(Stored data entries)
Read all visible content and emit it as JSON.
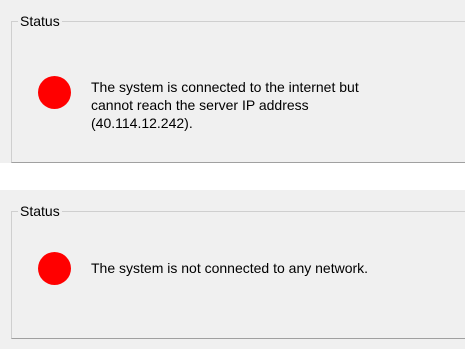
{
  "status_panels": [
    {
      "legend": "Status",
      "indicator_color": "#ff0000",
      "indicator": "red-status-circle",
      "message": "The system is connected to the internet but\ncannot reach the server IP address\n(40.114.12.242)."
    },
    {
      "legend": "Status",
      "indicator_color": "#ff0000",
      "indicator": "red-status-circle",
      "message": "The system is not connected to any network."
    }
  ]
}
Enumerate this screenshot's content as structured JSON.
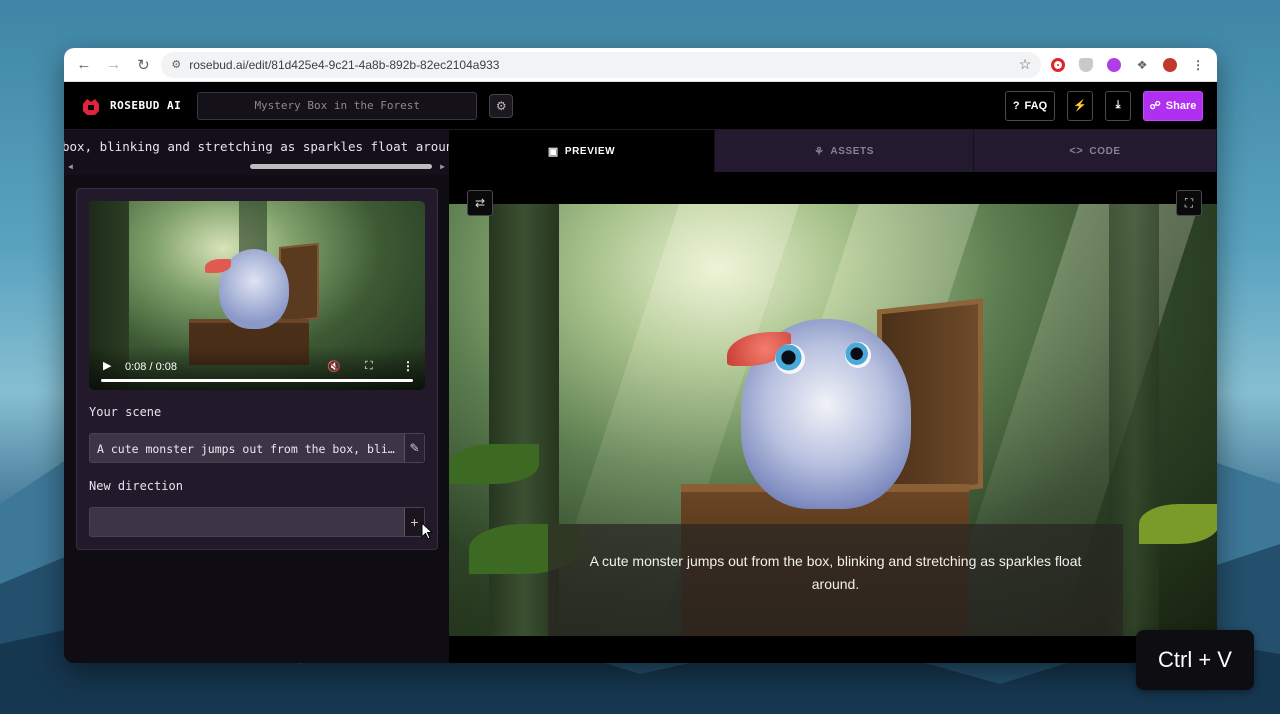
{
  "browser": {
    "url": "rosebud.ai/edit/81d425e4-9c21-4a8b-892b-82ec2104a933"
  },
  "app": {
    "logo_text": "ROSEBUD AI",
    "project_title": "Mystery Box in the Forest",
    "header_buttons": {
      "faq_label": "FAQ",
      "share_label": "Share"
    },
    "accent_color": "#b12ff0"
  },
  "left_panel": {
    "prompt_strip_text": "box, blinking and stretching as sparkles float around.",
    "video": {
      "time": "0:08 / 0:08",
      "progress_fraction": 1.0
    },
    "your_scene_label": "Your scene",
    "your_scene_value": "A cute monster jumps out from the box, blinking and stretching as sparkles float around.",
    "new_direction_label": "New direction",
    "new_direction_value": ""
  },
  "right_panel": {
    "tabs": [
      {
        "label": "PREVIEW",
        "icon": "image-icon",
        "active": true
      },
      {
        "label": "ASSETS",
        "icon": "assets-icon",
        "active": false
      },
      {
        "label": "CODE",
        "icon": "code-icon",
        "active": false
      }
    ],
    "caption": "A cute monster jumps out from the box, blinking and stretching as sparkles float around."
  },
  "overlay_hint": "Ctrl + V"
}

_TASK OBJECTIVE_.
Leave every image out, and retype the material exactly.

_OUTPUT_.
Read all visible content and emit it as JSON.
{
  "status_panels": [
    {
      "legend": "Status",
      "indicator_color": "#ff0000",
      "indicator": "red-status-circle",
      "message": "The system is connected to the internet but\ncannot reach the server IP address\n(40.114.12.242)."
    },
    {
      "legend": "Status",
      "indicator_color": "#ff0000",
      "indicator": "red-status-circle",
      "message": "The system is not connected to any network."
    }
  ]
}
Enumerate this screenshot's content as structured JSON.
{
  "browser": {
    "url": "rosebud.ai/edit/81d425e4-9c21-4a8b-892b-82ec2104a933"
  },
  "app": {
    "logo_text": "ROSEBUD AI",
    "project_title": "Mystery Box in the Forest",
    "header_buttons": {
      "faq_label": "FAQ",
      "share_label": "Share"
    },
    "accent_color": "#b12ff0"
  },
  "left_panel": {
    "prompt_strip_text": "box, blinking and stretching as sparkles float around.",
    "video": {
      "time": "0:08 / 0:08",
      "progress_fraction": 1.0
    },
    "your_scene_label": "Your scene",
    "your_scene_value": "A cute monster jumps out from the box, blinking and stretching as sparkles float around.",
    "new_direction_label": "New direction",
    "new_direction_value": ""
  },
  "right_panel": {
    "tabs": [
      {
        "label": "PREVIEW",
        "icon": "image-icon",
        "active": true
      },
      {
        "label": "ASSETS",
        "icon": "assets-icon",
        "active": false
      },
      {
        "label": "CODE",
        "icon": "code-icon",
        "active": false
      }
    ],
    "caption": "A cute monster jumps out from the box, blinking and stretching as sparkles float around."
  },
  "overlay_hint": "Ctrl + V"
}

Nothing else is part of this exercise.